## start Task inputs
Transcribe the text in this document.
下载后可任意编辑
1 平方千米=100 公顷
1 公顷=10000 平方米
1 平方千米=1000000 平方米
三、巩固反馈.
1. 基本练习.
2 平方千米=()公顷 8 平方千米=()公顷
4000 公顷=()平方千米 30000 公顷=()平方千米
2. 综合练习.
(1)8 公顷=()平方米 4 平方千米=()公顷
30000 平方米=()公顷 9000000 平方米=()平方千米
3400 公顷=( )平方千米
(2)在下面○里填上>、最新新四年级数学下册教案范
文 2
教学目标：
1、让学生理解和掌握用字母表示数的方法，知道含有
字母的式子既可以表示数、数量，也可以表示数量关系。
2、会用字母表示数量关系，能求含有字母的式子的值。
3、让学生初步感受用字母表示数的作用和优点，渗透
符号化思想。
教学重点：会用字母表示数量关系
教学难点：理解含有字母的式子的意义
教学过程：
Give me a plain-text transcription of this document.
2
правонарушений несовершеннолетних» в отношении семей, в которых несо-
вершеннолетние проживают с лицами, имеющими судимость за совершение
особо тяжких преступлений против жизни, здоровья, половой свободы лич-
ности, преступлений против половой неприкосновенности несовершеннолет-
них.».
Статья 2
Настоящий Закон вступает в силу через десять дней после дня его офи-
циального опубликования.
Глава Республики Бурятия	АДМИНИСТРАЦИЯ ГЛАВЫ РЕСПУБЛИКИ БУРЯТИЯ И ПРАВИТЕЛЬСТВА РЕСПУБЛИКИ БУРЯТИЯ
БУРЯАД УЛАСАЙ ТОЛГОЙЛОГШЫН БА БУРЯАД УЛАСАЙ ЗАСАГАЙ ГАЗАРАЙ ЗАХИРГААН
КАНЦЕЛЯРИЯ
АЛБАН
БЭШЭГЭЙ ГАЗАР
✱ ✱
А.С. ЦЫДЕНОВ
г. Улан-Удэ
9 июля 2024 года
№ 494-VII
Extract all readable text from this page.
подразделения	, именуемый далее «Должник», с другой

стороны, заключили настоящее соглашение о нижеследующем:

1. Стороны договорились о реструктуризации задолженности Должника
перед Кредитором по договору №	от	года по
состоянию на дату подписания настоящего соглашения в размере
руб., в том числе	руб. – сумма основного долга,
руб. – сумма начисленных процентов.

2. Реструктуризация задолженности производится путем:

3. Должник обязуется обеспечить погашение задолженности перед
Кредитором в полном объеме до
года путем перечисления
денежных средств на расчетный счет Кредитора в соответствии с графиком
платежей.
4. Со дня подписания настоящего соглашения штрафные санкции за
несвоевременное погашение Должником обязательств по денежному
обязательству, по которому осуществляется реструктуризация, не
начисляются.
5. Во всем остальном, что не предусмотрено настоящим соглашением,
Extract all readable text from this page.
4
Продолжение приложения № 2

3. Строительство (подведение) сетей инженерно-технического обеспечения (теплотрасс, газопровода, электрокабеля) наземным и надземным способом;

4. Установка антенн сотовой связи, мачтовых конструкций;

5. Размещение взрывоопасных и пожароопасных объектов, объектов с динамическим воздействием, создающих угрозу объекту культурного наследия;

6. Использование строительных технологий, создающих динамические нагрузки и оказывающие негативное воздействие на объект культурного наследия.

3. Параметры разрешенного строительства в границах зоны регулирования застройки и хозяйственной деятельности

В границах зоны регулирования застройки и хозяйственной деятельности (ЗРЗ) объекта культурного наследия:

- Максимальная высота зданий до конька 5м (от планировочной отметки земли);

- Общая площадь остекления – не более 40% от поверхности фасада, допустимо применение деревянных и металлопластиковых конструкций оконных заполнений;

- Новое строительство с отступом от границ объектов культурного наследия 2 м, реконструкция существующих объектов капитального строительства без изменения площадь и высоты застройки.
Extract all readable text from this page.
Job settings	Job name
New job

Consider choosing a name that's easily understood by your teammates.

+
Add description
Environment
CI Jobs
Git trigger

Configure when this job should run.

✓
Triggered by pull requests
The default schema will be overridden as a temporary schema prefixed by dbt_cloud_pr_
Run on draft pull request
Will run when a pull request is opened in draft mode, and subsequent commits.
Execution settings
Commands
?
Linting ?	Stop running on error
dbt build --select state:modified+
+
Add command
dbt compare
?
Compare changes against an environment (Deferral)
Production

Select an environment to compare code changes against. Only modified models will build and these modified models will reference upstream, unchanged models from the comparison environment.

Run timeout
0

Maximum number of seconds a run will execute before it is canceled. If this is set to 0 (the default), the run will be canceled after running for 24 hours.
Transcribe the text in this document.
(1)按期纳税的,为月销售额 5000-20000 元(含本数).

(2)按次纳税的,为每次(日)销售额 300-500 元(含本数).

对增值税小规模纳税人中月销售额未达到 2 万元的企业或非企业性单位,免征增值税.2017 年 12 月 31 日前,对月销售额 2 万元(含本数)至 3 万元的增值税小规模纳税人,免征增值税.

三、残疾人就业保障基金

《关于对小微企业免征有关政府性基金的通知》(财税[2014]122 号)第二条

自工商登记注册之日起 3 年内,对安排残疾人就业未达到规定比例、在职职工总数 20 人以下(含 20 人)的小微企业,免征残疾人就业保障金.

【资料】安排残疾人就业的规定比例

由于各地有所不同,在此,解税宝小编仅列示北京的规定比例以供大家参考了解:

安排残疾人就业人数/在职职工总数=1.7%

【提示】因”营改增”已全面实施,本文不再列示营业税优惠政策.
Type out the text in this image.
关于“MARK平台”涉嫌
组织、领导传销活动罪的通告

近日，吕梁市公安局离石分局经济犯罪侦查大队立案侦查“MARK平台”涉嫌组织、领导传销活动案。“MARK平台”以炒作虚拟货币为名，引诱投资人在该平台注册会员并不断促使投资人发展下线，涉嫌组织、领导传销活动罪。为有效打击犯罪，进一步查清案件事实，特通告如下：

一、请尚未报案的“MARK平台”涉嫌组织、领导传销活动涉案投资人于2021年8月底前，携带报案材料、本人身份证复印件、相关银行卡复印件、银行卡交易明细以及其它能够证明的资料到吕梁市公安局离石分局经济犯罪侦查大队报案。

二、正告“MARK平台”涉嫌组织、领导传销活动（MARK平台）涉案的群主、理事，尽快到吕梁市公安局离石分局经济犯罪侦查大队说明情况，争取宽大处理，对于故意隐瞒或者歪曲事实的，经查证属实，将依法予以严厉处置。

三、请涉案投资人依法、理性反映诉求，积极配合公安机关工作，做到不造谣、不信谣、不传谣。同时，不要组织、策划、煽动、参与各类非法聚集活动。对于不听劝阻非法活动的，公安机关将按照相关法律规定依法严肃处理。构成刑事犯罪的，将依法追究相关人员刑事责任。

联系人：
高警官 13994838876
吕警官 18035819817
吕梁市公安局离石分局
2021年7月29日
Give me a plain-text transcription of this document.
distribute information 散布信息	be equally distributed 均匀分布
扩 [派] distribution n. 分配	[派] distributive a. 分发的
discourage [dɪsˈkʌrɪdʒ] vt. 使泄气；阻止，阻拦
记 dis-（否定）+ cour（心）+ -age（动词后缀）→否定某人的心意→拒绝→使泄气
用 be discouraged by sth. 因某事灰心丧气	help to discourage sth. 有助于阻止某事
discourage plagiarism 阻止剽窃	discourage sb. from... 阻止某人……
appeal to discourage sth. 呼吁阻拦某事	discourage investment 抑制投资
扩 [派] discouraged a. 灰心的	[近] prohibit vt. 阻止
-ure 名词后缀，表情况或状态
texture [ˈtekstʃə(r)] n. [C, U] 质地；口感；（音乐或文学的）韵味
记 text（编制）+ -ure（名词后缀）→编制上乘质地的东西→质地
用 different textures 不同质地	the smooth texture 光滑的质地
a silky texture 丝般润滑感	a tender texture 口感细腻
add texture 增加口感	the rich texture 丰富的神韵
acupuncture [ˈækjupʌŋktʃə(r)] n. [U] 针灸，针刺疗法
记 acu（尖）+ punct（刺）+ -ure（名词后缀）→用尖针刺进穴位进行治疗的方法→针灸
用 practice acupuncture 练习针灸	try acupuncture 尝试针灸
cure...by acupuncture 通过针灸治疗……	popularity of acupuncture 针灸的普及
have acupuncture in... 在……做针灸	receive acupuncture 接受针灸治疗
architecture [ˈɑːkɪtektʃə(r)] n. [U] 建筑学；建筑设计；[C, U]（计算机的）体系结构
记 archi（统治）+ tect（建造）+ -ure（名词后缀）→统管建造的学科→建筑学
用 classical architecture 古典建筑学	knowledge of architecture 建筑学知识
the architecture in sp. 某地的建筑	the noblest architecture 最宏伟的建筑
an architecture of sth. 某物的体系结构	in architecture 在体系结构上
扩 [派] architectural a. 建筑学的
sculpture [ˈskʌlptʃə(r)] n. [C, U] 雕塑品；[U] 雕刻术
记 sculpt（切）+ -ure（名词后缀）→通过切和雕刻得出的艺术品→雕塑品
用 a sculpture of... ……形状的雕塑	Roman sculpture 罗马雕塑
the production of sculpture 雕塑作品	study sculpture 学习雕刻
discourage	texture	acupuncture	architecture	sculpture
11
## end Task inputs
Pick out each line in the material containing "texture".

texture [ˈtekstʃə(r)] n. [C, U] 质地；口感；（音乐或文学的）韵味
用 different textures 不同质地	the smooth texture 光滑的质地
a silky texture 丝般润滑感	a tender texture 口感细腻
add texture 增加口感	the rich texture 丰富的神韵
discourage	texture	acupuncture	architecture	sculpture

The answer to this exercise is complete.